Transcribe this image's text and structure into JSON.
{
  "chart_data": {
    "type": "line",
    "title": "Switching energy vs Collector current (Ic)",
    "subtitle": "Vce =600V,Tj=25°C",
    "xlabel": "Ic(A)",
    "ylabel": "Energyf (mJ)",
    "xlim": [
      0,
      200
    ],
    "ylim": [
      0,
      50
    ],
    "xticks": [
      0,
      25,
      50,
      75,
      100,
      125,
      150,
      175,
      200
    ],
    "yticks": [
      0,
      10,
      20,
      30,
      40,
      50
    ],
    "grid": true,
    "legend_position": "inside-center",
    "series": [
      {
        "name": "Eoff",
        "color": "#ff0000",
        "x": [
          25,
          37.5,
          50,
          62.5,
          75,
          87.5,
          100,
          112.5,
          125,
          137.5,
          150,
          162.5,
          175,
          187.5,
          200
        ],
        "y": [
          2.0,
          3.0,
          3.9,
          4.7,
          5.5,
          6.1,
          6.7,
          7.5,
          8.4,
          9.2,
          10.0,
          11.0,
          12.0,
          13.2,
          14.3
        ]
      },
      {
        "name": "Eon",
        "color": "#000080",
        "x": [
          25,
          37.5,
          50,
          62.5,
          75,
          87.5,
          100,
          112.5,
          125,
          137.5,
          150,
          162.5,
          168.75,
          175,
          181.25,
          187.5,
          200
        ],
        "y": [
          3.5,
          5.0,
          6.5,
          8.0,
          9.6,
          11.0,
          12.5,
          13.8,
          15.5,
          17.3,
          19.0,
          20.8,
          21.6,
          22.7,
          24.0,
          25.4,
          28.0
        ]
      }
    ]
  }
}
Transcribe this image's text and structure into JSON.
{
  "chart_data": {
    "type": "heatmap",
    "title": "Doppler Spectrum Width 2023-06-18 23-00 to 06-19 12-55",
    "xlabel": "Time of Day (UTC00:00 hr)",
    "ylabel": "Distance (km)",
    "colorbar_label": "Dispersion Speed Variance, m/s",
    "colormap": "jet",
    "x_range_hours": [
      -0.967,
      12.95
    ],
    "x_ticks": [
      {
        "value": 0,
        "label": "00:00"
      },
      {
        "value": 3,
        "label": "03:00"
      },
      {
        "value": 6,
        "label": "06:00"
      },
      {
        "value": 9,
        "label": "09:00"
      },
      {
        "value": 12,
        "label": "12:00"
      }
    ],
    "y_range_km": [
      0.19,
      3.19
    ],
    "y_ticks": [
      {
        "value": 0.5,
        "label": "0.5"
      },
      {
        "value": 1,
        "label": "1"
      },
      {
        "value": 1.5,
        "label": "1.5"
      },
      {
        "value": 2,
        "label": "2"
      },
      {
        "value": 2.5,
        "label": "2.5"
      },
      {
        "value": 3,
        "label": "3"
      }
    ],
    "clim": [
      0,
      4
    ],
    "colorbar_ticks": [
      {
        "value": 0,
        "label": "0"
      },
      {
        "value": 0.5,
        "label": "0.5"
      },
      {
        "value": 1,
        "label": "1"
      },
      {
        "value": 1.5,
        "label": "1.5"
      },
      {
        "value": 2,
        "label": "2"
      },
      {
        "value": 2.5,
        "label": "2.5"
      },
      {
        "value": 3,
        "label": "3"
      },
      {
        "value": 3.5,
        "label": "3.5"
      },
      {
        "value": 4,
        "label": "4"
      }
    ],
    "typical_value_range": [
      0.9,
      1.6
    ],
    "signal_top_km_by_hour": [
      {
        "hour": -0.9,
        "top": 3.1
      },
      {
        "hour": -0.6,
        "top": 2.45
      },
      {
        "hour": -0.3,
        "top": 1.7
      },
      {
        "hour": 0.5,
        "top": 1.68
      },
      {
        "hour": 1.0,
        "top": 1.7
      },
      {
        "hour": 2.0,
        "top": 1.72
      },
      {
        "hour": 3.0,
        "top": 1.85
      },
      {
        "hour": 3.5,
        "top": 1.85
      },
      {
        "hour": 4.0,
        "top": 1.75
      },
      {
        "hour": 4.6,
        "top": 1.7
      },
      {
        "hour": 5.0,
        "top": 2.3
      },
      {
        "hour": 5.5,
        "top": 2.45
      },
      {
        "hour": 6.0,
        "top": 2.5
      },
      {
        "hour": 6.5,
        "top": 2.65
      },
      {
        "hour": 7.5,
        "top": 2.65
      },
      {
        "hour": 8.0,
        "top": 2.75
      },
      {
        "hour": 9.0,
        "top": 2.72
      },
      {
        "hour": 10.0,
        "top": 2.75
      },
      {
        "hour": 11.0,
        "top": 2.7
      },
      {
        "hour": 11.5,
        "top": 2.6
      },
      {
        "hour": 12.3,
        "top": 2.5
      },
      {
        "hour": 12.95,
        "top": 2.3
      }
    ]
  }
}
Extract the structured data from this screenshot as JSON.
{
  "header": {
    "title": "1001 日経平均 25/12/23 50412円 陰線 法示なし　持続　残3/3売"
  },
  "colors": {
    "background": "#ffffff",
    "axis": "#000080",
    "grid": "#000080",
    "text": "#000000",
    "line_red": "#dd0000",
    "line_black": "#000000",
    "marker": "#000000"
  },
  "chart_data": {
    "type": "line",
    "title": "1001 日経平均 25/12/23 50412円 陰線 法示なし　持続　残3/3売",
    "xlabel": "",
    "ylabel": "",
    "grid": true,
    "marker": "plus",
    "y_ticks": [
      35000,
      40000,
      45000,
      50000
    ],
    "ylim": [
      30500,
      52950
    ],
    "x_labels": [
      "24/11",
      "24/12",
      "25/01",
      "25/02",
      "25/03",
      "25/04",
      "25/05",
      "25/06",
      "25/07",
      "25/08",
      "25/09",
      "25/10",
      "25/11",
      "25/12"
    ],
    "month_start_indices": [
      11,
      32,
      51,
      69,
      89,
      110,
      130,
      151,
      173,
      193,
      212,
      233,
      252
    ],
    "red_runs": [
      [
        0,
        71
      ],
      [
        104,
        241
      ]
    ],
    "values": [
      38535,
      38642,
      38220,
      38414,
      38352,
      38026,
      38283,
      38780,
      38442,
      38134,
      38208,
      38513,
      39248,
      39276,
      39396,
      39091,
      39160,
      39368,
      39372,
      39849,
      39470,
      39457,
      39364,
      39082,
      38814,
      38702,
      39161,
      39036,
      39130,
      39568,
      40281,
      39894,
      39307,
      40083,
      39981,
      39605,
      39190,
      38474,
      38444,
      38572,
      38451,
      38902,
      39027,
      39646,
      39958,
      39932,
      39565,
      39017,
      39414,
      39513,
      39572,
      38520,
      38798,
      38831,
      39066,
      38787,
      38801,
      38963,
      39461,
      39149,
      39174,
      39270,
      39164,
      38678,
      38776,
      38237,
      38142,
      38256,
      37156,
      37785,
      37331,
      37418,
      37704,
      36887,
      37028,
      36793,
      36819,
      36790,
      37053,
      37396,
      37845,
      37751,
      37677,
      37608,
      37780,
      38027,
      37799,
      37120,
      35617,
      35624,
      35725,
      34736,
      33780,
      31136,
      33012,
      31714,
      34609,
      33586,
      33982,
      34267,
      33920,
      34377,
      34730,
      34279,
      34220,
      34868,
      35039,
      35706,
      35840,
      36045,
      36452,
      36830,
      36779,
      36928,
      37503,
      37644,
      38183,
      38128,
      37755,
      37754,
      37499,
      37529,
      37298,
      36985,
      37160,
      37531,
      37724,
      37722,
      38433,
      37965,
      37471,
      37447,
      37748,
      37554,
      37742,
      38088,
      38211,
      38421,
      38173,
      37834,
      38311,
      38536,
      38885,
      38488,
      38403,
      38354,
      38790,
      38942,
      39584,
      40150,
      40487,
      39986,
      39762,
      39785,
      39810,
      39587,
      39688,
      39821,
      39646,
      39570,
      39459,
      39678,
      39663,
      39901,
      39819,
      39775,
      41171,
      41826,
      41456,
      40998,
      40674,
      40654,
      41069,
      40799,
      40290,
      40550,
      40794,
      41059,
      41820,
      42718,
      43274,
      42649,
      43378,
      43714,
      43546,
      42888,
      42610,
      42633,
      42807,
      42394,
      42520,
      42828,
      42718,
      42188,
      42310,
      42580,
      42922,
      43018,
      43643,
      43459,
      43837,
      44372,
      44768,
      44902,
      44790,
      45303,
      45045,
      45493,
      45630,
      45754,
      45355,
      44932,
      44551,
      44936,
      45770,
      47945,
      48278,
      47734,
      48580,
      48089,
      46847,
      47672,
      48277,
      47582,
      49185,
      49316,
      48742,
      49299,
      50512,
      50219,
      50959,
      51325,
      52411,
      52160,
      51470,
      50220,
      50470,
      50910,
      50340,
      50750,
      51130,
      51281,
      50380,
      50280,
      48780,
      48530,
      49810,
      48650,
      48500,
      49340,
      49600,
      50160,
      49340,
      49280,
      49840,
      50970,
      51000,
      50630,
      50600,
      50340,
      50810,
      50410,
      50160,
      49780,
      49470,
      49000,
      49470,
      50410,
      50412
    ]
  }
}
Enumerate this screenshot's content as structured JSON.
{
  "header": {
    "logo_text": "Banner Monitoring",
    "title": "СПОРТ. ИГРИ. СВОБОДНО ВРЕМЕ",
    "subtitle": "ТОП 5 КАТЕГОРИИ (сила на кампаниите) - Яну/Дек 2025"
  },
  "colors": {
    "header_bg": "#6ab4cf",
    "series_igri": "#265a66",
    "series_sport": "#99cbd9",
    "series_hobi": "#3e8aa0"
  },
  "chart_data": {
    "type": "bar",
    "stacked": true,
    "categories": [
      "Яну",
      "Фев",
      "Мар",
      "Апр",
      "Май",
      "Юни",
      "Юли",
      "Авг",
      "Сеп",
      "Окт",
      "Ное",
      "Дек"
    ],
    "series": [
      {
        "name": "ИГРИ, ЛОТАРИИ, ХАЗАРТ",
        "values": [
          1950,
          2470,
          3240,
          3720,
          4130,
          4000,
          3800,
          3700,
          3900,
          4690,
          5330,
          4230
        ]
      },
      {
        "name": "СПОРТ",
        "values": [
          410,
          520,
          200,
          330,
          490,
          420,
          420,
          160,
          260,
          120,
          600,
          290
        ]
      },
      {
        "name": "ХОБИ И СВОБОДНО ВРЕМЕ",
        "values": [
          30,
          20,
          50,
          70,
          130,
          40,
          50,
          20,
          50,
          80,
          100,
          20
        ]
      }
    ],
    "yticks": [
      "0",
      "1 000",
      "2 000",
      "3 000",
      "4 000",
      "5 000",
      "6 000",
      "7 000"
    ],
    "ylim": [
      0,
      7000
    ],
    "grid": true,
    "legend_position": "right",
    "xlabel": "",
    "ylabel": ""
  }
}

» Exercise objective: How many lines in the listing above contain "this"? Answer with the number alone.

» Completed exercise: 4